* [What the task asks]
For each line below that contains the string "text", copy that line.

- - - - - - -

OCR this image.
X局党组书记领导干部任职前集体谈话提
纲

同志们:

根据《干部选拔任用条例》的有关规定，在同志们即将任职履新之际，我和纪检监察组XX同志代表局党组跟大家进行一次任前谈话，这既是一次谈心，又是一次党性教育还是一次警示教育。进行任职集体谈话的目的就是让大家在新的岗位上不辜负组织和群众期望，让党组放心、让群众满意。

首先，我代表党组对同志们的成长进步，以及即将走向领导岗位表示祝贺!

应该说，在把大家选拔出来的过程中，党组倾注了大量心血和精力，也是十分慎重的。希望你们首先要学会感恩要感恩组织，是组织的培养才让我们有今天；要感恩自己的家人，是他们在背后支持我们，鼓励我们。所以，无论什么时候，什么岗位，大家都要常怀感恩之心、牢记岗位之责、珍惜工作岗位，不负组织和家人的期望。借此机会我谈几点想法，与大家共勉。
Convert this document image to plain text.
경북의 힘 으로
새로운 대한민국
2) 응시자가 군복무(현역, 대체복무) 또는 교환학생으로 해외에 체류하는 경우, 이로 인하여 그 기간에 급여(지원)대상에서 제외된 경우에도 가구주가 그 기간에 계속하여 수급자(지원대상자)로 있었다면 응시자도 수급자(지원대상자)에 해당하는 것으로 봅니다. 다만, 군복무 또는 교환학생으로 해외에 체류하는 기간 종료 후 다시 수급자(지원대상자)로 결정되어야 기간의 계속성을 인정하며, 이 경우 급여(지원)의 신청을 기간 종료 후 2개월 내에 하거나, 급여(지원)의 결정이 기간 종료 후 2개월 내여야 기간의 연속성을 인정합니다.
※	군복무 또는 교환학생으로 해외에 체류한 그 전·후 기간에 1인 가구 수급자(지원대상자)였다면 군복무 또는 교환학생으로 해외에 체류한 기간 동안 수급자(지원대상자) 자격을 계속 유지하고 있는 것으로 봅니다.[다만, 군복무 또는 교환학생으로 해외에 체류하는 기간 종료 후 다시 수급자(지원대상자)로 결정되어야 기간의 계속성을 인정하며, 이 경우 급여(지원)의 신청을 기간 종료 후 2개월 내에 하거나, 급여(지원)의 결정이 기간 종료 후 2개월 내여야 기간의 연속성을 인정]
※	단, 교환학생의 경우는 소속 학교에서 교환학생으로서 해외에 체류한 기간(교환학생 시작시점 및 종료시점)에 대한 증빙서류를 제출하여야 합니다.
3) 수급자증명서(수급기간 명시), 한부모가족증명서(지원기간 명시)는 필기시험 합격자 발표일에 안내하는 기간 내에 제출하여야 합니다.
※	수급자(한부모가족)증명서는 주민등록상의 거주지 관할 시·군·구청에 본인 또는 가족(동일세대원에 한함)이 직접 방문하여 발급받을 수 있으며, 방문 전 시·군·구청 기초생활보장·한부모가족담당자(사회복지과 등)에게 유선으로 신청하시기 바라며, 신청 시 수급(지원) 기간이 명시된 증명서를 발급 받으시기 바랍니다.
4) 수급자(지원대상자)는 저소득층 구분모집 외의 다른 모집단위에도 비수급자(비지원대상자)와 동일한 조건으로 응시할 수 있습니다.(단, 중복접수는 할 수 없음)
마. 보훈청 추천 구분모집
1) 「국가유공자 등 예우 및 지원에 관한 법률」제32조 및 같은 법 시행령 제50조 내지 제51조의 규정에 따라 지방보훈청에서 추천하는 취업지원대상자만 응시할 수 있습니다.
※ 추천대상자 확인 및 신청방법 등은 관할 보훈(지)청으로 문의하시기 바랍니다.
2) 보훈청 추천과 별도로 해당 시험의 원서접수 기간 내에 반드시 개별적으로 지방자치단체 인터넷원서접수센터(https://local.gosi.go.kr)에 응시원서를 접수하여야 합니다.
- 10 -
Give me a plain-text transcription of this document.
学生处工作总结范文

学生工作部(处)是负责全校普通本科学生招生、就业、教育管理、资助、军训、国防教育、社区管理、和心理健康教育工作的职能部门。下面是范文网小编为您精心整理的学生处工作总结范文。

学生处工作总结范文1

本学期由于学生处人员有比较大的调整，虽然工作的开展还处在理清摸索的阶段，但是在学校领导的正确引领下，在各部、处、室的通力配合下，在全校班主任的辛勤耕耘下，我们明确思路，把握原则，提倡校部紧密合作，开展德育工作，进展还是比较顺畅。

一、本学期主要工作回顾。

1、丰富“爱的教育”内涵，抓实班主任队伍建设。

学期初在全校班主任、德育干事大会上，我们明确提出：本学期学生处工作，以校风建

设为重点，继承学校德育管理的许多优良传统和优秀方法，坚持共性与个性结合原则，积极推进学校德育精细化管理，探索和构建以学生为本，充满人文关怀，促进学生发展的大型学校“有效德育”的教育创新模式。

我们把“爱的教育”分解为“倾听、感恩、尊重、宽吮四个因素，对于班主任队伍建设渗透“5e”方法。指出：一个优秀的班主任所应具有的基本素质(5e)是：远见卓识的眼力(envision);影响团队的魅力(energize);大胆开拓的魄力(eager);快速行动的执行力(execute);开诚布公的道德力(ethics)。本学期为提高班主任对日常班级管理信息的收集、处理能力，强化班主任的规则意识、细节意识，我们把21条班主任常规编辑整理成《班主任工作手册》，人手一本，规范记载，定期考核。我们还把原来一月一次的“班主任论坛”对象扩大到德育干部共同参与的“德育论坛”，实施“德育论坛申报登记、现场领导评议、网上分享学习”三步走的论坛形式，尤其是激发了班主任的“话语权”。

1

- - - - - - -

* [Finished answer]
Convert this document image to plain text.
Give me a plain-text transcription of this document.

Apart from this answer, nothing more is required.